▶ _Stated goal_
Extract every entry word for word. Skip the pictures.

▶ _Records for this task_
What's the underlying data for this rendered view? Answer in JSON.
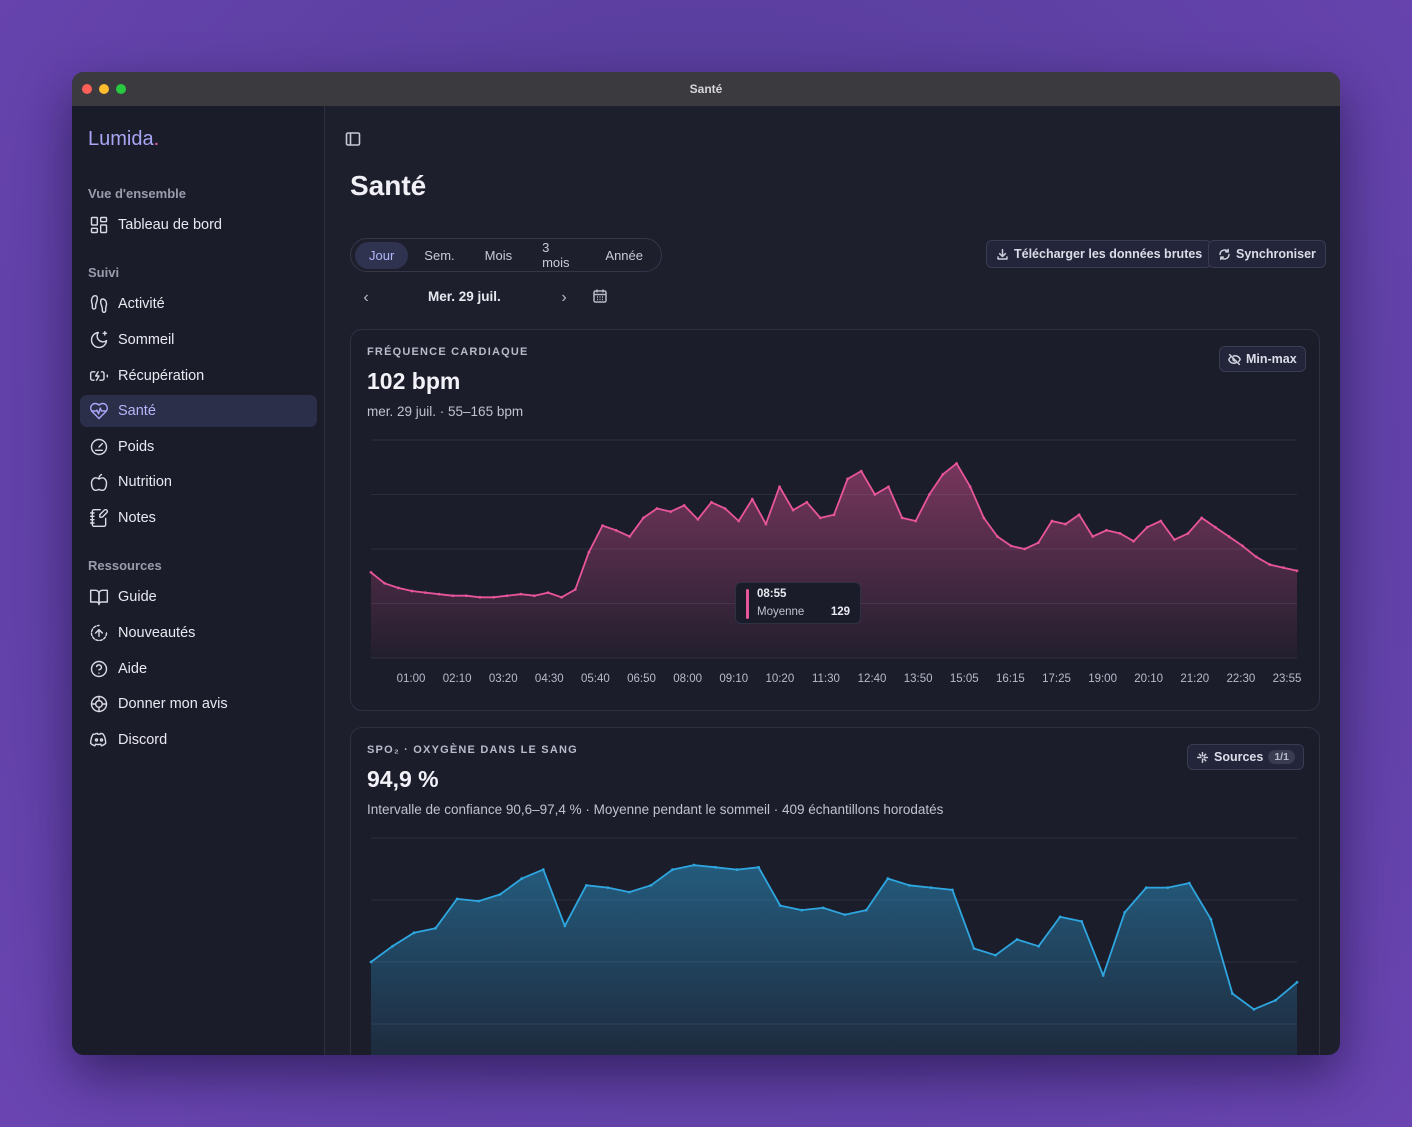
{
  "window": {
    "title": "Santé"
  },
  "sidebar": {
    "brand": "Lumida",
    "brand_dot": ".",
    "sections": [
      {
        "label": "Vue d'ensemble"
      },
      {
        "label": "Suivi"
      },
      {
        "label": "Ressources"
      }
    ],
    "items": [
      {
        "label": "Tableau de bord",
        "icon": "dashboard-icon"
      },
      {
        "label": "Activité",
        "icon": "footprints-icon"
      },
      {
        "label": "Sommeil",
        "icon": "moon-icon"
      },
      {
        "label": "Récupération",
        "icon": "battery-charging-icon"
      },
      {
        "label": "Santé",
        "icon": "heart-pulse-icon",
        "active": true
      },
      {
        "label": "Poids",
        "icon": "gauge-icon"
      },
      {
        "label": "Nutrition",
        "icon": "apple-icon"
      },
      {
        "label": "Notes",
        "icon": "notebook-pen-icon"
      },
      {
        "label": "Guide",
        "icon": "book-icon"
      },
      {
        "label": "Nouveautés",
        "icon": "circle-arrow-up-icon"
      },
      {
        "label": "Aide",
        "icon": "help-circle-icon"
      },
      {
        "label": "Donner mon avis",
        "icon": "feedback-icon"
      },
      {
        "label": "Discord",
        "icon": "discord-icon"
      }
    ]
  },
  "main": {
    "title": "Santé",
    "ranges": [
      "Jour",
      "Sem.",
      "Mois",
      "3 mois",
      "Année"
    ],
    "active_range": "Jour",
    "date": "Mer. 29 juil.",
    "actions": {
      "download": "Télécharger les données brutes",
      "sync": "Synchroniser"
    }
  },
  "heart_card": {
    "title": "FRÉQUENCE CARDIAQUE",
    "value": "102 bpm",
    "subtitle": "mer. 29 juil. · 55–165 bpm",
    "button": "Min-max",
    "tooltip": {
      "time": "08:55",
      "label": "Moyenne",
      "value": "129"
    }
  },
  "spo2_card": {
    "title": "SPO₂ · OXYGÈNE DANS LE SANG",
    "value": "94,9 %",
    "subtitle": "Intervalle de confiance 90,6–97,4 % · Moyenne pendant le sommeil · 409 échantillons horodatés",
    "button": "Sources",
    "badge": "1/1"
  },
  "colors": {
    "accent": "#a8a6f4",
    "heart_line": "#e8559a",
    "spo2_line": "#2ea6e0"
  },
  "chart_data": [
    {
      "type": "area",
      "x_ticks": [
        "01:00",
        "02:10",
        "03:20",
        "04:30",
        "05:40",
        "06:50",
        "08:00",
        "09:10",
        "10:20",
        "11:30",
        "12:40",
        "13:50",
        "15:05",
        "16:15",
        "17:25",
        "19:00",
        "20:10",
        "21:20",
        "22:30",
        "23:55"
      ],
      "series": [
        {
          "values": [
            95,
            88,
            85,
            83,
            82,
            81,
            80,
            80,
            79,
            79,
            80,
            81,
            80,
            82,
            79,
            84,
            108,
            125,
            122,
            118,
            130,
            136,
            134,
            138,
            129,
            140,
            136,
            128,
            142,
            126,
            150,
            135,
            140,
            130,
            132,
            155,
            160,
            145,
            150,
            130,
            128,
            145,
            158,
            165,
            150,
            130,
            118,
            112,
            110,
            114,
            128,
            126,
            132,
            118,
            122,
            120,
            115,
            124,
            128,
            116,
            120,
            130,
            124,
            118,
            112,
            105,
            100,
            98,
            96
          ]
        }
      ],
      "ylim": [
        40,
        180
      ],
      "grid": true
    },
    {
      "type": "area",
      "series": [
        {
          "values": [
            93.5,
            94.2,
            94.8,
            95.0,
            96.3,
            96.2,
            96.5,
            97.2,
            97.6,
            95.1,
            96.9,
            96.8,
            96.6,
            96.9,
            97.6,
            97.8,
            97.7,
            97.6,
            97.7,
            96.0,
            95.8,
            95.9,
            95.6,
            95.8,
            97.2,
            96.9,
            96.8,
            96.7,
            94.1,
            93.8,
            94.5,
            94.2,
            95.5,
            95.3,
            92.9,
            95.7,
            96.8,
            96.8,
            97.0,
            95.4,
            92.1,
            91.4,
            91.8,
            92.6
          ]
        }
      ],
      "ylim": [
        88,
        99
      ],
      "grid": true
    }
  ]
}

▶ _Final answer_
What's the underlying data for this rendered view? Answer in JSON.
{
  "window": {
    "title": "Santé"
  },
  "sidebar": {
    "brand": "Lumida",
    "brand_dot": ".",
    "sections": [
      {
        "label": "Vue d'ensemble"
      },
      {
        "label": "Suivi"
      },
      {
        "label": "Ressources"
      }
    ],
    "items": [
      {
        "label": "Tableau de bord",
        "icon": "dashboard-icon"
      },
      {
        "label": "Activité",
        "icon": "footprints-icon"
      },
      {
        "label": "Sommeil",
        "icon": "moon-icon"
      },
      {
        "label": "Récupération",
        "icon": "battery-charging-icon"
      },
      {
        "label": "Santé",
        "icon": "heart-pulse-icon",
        "active": true
      },
      {
        "label": "Poids",
        "icon": "gauge-icon"
      },
      {
        "label": "Nutrition",
        "icon": "apple-icon"
      },
      {
        "label": "Notes",
        "icon": "notebook-pen-icon"
      },
      {
        "label": "Guide",
        "icon": "book-icon"
      },
      {
        "label": "Nouveautés",
        "icon": "circle-arrow-up-icon"
      },
      {
        "label": "Aide",
        "icon": "help-circle-icon"
      },
      {
        "label": "Donner mon avis",
        "icon": "feedback-icon"
      },
      {
        "label": "Discord",
        "icon": "discord-icon"
      }
    ]
  },
  "main": {
    "title": "Santé",
    "ranges": [
      "Jour",
      "Sem.",
      "Mois",
      "3 mois",
      "Année"
    ],
    "active_range": "Jour",
    "date": "Mer. 29 juil.",
    "actions": {
      "download": "Télécharger les données brutes",
      "sync": "Synchroniser"
    }
  },
  "heart_card": {
    "title": "FRÉQUENCE CARDIAQUE",
    "value": "102 bpm",
    "subtitle": "mer. 29 juil. · 55–165 bpm",
    "button": "Min-max",
    "tooltip": {
      "time": "08:55",
      "label": "Moyenne",
      "value": "129"
    }
  },
  "spo2_card": {
    "title": "SPO₂ · OXYGÈNE DANS LE SANG",
    "value": "94,9 %",
    "subtitle": "Intervalle de confiance 90,6–97,4 % · Moyenne pendant le sommeil · 409 échantillons horodatés",
    "button": "Sources",
    "badge": "1/1"
  },
  "colors": {
    "accent": "#a8a6f4",
    "heart_line": "#e8559a",
    "spo2_line": "#2ea6e0"
  },
  "chart_data": [
    {
      "type": "area",
      "x_ticks": [
        "01:00",
        "02:10",
        "03:20",
        "04:30",
        "05:40",
        "06:50",
        "08:00",
        "09:10",
        "10:20",
        "11:30",
        "12:40",
        "13:50",
        "15:05",
        "16:15",
        "17:25",
        "19:00",
        "20:10",
        "21:20",
        "22:30",
        "23:55"
      ],
      "series": [
        {
          "values": [
            95,
            88,
            85,
            83,
            82,
            81,
            80,
            80,
            79,
            79,
            80,
            81,
            80,
            82,
            79,
            84,
            108,
            125,
            122,
            118,
            130,
            136,
            134,
            138,
            129,
            140,
            136,
            128,
            142,
            126,
            150,
            135,
            140,
            130,
            132,
            155,
            160,
            145,
            150,
            130,
            128,
            145,
            158,
            165,
            150,
            130,
            118,
            112,
            110,
            114,
            128,
            126,
            132,
            118,
            122,
            120,
            115,
            124,
            128,
            116,
            120,
            130,
            124,
            118,
            112,
            105,
            100,
            98,
            96
          ]
        }
      ],
      "ylim": [
        40,
        180
      ],
      "grid": true
    },
    {
      "type": "area",
      "series": [
        {
          "values": [
            93.5,
            94.2,
            94.8,
            95.0,
            96.3,
            96.2,
            96.5,
            97.2,
            97.6,
            95.1,
            96.9,
            96.8,
            96.6,
            96.9,
            97.6,
            97.8,
            97.7,
            97.6,
            97.7,
            96.0,
            95.8,
            95.9,
            95.6,
            95.8,
            97.2,
            96.9,
            96.8,
            96.7,
            94.1,
            93.8,
            94.5,
            94.2,
            95.5,
            95.3,
            92.9,
            95.7,
            96.8,
            96.8,
            97.0,
            95.4,
            92.1,
            91.4,
            91.8,
            92.6
          ]
        }
      ],
      "ylim": [
        88,
        99
      ],
      "grid": true
    }
  ]
}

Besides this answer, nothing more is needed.